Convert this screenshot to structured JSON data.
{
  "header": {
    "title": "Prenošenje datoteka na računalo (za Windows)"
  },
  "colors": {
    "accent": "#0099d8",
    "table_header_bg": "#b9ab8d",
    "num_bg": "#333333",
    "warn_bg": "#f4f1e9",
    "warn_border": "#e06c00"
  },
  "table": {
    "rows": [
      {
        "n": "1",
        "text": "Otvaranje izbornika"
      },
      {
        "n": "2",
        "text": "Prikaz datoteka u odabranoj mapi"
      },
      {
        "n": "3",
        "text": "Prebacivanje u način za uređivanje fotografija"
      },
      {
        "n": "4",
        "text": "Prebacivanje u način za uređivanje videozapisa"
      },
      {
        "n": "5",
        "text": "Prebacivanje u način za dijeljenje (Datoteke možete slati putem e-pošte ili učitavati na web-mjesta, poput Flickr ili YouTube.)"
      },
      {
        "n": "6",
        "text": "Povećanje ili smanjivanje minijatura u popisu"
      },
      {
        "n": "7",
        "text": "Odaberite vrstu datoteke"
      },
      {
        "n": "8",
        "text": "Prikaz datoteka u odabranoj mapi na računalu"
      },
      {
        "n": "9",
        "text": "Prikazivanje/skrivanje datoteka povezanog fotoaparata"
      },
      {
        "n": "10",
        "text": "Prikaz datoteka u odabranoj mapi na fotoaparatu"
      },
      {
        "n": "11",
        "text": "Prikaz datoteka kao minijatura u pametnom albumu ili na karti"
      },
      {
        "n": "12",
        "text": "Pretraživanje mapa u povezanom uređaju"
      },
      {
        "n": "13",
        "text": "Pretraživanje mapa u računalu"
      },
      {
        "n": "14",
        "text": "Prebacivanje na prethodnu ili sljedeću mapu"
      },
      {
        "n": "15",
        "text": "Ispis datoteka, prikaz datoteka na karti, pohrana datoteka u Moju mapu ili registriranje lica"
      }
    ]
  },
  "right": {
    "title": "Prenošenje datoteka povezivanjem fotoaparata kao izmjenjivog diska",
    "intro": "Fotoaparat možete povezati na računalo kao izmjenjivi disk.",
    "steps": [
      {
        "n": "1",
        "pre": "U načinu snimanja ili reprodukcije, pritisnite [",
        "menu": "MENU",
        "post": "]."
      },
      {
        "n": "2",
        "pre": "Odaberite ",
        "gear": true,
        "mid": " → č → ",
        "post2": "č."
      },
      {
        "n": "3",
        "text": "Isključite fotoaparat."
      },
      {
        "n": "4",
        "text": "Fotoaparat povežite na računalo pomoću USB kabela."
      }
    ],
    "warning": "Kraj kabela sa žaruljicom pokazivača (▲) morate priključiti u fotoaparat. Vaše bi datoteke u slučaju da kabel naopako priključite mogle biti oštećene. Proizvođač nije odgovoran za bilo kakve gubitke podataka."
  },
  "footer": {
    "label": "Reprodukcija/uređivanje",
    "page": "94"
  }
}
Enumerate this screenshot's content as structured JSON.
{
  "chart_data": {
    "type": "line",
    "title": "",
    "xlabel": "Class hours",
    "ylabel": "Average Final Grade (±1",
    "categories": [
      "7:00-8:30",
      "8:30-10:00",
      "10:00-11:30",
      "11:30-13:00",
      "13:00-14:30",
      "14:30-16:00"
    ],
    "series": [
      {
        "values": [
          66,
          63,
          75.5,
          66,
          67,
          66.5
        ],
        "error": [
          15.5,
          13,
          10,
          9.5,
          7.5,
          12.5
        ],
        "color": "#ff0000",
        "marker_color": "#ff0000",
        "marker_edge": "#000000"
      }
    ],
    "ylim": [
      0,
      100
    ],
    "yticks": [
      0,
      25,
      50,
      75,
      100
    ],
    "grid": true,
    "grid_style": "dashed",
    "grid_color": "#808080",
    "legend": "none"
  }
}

Given task:
Scan the listing above. Collect all lines with the word "this".

Response to the task:
Convert this screenshot to structured JSON data.
Enumerate this screenshot's content as structured JSON.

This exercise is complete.